§ WHAT YOU SHOULD DO:
Each line in the entries below that holds the string "Milloin" is to be listed.

§ SOURCE RECORDS:
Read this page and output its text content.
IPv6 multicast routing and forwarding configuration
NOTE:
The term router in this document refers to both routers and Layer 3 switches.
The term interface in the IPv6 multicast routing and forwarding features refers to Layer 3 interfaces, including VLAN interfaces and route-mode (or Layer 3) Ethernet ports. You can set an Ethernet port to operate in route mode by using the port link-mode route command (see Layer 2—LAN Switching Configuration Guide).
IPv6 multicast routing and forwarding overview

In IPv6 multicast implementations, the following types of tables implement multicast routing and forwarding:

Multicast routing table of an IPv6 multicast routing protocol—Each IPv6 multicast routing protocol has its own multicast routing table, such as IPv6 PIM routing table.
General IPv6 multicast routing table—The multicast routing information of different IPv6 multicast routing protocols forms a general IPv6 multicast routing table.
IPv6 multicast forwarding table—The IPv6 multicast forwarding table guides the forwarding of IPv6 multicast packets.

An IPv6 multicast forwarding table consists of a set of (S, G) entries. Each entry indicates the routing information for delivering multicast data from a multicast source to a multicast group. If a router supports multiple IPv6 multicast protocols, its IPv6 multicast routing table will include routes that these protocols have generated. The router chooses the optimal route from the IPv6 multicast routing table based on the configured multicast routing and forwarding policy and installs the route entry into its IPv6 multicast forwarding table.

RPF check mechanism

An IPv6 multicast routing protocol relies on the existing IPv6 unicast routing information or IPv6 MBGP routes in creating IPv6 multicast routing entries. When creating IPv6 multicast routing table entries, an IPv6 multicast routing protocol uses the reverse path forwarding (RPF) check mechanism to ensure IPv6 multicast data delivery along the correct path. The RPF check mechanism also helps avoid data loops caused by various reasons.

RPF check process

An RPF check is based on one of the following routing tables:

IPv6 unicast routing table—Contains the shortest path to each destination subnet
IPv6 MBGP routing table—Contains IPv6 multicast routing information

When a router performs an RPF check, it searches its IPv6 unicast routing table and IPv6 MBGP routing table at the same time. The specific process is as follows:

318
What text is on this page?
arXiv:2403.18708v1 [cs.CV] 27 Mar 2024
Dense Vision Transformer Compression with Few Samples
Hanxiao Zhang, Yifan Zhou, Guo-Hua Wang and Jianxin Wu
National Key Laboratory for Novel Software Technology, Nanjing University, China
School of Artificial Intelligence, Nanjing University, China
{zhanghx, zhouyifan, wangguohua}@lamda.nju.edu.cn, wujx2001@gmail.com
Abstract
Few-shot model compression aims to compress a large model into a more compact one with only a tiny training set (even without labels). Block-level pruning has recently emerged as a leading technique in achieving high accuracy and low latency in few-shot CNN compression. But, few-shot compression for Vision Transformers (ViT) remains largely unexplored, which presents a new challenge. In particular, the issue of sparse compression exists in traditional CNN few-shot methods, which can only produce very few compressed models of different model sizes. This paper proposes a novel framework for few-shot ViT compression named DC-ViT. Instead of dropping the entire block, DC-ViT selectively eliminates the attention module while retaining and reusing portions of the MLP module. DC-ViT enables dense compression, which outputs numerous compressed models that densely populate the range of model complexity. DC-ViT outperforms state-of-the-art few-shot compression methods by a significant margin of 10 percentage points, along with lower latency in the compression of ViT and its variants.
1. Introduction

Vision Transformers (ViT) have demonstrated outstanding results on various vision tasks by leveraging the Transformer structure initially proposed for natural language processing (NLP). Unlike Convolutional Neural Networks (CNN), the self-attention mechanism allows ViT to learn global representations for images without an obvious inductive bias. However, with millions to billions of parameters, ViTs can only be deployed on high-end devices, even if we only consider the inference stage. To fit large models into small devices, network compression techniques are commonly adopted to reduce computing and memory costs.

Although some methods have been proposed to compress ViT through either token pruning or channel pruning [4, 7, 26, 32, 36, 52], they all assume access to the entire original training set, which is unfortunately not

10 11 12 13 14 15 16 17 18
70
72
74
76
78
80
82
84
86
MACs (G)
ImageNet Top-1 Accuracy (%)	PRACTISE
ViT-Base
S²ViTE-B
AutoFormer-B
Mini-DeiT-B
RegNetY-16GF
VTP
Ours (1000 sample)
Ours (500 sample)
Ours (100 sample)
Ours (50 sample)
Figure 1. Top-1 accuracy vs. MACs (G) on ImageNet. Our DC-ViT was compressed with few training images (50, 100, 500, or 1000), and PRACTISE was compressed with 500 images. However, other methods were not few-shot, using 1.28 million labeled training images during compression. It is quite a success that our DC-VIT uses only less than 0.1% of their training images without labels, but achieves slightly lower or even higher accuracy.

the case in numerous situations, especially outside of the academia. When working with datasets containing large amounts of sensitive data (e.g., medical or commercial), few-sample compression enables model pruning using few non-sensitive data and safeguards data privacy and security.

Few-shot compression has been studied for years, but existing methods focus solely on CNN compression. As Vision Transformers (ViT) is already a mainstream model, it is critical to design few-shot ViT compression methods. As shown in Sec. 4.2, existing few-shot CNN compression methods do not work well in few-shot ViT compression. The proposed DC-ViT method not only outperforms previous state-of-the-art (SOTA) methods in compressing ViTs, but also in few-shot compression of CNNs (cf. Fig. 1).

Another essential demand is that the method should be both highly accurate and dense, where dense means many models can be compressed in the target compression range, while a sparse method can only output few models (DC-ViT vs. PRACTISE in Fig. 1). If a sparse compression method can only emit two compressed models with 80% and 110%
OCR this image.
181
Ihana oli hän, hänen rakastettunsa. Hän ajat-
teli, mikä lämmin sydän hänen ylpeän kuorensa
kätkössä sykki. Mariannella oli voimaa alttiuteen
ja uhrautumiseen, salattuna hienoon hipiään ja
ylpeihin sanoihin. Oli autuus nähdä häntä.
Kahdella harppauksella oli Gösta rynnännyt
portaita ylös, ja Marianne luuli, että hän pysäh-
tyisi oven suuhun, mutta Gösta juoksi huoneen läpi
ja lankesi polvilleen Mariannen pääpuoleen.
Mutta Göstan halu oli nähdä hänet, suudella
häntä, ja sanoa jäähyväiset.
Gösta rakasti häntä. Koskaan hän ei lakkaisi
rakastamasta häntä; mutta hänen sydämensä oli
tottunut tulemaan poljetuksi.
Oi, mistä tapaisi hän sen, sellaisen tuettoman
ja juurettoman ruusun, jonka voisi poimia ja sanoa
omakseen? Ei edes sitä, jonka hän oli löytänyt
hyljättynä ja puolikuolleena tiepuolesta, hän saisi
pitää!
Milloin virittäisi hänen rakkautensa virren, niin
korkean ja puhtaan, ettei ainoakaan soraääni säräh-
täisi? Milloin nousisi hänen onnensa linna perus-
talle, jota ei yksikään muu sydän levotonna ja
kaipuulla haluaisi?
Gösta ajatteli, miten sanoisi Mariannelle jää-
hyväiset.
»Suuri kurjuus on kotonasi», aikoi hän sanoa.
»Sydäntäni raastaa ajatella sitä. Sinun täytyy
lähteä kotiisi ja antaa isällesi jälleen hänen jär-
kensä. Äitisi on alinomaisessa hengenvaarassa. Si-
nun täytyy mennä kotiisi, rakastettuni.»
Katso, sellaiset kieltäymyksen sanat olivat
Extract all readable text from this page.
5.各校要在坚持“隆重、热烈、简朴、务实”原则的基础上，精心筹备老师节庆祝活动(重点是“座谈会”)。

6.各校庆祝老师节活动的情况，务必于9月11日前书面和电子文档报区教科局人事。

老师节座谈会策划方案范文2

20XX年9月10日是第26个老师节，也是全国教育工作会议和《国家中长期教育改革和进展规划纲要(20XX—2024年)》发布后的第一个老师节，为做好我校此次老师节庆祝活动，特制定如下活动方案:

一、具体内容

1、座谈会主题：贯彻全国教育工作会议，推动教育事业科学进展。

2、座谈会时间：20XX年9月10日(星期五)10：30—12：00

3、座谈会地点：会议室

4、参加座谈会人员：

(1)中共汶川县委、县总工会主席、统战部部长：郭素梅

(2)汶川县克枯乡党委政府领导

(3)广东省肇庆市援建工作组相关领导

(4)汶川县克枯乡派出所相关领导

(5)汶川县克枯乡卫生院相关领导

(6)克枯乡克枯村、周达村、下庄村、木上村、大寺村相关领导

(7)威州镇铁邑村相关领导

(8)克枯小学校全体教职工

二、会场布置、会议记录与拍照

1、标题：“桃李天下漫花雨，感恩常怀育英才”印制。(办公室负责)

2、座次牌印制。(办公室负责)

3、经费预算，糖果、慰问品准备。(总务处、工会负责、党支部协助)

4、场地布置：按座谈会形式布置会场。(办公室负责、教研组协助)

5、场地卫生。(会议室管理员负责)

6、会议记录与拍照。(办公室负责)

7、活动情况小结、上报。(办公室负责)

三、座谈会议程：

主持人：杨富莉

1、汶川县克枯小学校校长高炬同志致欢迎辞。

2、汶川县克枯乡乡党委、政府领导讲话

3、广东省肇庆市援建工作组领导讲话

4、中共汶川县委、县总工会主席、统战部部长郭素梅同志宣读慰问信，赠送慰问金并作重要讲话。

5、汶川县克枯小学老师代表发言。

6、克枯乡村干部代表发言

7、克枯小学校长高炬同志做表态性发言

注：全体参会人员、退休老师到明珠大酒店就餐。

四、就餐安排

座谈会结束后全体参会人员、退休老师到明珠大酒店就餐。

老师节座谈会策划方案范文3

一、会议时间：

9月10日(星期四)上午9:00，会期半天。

§ ANSWER TO THIS PROBLEM:
Milloin virittäisi hänen rakkautensa virren, niin
täisi? Milloin nousisi hänen onnensa linna perus-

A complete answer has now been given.